PROBLEM DESCRIPTION:
Write out all lines holding the word "this".

═══ DATA SHOWN

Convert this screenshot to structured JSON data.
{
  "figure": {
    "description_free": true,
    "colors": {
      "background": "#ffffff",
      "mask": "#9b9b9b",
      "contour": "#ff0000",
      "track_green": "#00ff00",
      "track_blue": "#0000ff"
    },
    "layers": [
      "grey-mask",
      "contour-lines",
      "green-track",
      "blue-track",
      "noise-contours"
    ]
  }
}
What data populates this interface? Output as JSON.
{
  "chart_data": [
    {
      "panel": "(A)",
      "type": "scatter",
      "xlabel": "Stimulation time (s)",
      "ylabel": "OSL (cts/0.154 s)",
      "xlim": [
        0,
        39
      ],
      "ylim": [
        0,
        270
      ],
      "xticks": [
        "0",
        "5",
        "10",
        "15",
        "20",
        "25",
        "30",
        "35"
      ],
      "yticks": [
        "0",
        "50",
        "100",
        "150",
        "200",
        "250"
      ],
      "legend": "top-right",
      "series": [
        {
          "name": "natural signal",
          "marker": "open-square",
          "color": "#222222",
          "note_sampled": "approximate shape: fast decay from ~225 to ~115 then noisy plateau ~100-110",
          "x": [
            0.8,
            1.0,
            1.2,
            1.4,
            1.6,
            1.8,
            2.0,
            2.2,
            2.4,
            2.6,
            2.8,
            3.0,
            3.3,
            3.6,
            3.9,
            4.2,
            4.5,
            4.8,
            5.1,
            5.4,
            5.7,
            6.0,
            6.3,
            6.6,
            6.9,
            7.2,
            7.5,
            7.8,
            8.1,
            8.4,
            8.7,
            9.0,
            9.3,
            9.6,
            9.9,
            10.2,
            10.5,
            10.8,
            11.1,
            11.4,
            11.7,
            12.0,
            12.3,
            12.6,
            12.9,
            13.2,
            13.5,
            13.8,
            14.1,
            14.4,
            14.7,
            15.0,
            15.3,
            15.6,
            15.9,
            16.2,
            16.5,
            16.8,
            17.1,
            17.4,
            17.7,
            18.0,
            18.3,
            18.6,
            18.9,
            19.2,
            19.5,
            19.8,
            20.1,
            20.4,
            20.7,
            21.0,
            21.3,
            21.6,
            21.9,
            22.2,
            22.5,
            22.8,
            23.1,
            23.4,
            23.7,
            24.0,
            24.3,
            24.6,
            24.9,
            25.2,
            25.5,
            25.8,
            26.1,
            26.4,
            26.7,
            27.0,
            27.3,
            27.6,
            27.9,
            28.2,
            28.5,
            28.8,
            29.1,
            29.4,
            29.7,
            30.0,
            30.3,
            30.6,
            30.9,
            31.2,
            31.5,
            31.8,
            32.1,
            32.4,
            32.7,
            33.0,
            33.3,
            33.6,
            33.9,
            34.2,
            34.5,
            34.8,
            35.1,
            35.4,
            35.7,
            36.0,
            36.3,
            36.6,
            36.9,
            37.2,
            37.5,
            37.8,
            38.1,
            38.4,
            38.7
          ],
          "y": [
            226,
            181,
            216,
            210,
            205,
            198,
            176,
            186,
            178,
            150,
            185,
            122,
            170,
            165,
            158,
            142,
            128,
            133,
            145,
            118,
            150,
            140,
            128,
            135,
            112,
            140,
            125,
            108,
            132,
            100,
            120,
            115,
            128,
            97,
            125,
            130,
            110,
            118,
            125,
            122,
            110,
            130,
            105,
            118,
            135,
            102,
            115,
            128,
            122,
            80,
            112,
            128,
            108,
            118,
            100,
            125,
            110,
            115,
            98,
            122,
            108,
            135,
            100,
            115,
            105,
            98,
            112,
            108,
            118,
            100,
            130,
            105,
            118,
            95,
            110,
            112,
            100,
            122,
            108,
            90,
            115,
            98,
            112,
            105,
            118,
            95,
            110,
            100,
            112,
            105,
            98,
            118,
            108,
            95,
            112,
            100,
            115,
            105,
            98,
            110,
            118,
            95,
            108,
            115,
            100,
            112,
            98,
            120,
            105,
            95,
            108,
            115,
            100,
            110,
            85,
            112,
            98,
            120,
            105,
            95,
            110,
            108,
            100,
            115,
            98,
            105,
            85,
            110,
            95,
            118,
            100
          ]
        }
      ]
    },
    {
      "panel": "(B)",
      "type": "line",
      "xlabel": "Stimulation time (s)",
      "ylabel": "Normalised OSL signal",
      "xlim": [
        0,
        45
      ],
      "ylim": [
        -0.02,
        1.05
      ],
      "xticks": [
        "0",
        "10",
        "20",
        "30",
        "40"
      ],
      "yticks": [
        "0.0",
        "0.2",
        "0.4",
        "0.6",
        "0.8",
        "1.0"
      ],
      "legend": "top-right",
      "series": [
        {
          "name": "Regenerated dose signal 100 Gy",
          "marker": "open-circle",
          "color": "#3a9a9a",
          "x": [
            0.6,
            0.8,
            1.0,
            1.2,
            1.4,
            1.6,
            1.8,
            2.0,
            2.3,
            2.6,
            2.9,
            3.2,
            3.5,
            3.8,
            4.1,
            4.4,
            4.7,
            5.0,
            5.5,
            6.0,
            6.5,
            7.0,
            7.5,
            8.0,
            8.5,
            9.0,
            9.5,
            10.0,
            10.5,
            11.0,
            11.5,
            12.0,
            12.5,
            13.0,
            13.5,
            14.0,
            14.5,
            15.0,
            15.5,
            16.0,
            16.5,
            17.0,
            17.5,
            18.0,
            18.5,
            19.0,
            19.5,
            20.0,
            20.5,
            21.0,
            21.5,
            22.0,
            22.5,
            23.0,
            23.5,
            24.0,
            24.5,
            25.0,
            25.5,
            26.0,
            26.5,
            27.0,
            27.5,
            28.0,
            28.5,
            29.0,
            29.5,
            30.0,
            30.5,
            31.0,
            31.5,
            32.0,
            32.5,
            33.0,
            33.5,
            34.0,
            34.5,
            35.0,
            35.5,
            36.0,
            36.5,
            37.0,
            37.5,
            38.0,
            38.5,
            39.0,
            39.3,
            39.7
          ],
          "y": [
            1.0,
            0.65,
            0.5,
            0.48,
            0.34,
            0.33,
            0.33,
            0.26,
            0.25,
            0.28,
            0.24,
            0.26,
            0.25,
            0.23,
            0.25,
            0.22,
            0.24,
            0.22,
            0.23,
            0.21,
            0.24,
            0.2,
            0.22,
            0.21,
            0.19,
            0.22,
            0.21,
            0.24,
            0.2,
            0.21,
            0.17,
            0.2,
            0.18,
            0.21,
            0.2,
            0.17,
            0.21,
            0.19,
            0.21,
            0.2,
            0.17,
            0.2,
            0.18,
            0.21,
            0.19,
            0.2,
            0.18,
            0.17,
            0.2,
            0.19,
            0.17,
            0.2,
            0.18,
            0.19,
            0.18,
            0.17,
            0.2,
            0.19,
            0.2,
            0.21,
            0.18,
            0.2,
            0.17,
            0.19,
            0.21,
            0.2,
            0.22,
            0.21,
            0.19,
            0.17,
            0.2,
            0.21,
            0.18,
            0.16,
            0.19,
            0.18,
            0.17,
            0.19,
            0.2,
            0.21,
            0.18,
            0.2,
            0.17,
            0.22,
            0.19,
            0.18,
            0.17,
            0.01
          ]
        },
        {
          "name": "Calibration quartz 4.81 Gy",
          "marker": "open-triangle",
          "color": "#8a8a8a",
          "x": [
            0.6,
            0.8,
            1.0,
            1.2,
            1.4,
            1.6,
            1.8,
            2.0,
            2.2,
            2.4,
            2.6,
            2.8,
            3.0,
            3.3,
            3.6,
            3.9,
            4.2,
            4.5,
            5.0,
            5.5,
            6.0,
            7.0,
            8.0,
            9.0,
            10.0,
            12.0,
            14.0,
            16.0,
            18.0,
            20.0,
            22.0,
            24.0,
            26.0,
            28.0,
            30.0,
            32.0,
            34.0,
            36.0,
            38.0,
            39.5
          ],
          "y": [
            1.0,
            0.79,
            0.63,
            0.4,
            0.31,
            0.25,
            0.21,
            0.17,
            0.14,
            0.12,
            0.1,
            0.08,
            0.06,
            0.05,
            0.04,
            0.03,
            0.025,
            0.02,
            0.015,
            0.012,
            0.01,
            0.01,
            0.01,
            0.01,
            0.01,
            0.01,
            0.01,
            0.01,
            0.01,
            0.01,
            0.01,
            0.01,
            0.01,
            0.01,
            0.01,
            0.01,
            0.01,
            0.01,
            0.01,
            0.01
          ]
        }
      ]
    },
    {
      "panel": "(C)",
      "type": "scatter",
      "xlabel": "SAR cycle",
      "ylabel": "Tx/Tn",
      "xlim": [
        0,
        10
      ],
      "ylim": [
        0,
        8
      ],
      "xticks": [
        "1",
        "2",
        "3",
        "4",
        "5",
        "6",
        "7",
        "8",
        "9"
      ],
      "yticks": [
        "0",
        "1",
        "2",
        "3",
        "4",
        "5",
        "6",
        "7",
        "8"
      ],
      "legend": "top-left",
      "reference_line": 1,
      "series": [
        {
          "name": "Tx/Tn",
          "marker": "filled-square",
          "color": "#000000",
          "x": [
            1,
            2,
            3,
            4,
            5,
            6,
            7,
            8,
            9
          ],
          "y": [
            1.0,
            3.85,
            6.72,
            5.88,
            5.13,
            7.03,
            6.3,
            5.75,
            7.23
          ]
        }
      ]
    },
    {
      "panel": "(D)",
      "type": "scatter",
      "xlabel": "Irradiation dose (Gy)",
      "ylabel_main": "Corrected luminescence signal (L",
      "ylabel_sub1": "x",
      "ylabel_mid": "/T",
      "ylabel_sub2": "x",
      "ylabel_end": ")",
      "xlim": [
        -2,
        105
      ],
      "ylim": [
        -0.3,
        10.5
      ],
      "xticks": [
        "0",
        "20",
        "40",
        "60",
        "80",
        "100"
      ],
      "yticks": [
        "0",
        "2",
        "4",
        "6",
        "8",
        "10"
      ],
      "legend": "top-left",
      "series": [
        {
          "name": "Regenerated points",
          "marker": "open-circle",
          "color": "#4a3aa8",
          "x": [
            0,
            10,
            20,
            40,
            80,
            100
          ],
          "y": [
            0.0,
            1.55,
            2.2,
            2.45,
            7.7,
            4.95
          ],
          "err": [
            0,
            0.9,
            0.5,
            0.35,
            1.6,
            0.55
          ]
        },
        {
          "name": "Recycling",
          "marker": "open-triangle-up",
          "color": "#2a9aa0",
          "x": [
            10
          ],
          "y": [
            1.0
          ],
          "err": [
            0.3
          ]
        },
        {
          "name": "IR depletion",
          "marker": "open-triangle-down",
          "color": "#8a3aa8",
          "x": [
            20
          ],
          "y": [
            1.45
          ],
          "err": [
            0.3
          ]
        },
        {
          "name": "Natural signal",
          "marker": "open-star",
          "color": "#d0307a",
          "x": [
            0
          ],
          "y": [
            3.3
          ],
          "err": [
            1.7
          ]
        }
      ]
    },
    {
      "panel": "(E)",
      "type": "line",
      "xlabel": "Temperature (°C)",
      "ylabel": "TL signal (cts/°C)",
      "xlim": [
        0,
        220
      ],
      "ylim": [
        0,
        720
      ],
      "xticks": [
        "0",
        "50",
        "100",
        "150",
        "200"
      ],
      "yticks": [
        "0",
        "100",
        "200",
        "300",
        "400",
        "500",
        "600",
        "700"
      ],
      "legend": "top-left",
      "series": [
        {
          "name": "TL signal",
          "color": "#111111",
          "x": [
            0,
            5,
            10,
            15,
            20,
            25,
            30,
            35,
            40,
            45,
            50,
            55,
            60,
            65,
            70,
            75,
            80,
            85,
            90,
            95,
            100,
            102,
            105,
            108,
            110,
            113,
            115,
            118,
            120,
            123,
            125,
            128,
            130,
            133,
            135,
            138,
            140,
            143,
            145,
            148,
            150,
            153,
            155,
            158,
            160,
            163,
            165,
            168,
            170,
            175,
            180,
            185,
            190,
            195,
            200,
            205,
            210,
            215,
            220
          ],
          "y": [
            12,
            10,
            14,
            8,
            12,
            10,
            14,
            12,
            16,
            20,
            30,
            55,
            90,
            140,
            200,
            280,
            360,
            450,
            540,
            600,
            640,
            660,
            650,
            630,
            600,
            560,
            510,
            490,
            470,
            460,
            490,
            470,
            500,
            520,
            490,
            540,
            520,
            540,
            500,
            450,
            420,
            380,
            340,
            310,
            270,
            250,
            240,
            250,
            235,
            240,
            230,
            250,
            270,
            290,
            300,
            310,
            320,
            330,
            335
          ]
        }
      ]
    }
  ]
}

══════

THE OUTPUT:
Convert this screenshot to structured JSON data.
What data populates this interface? Output as JSON.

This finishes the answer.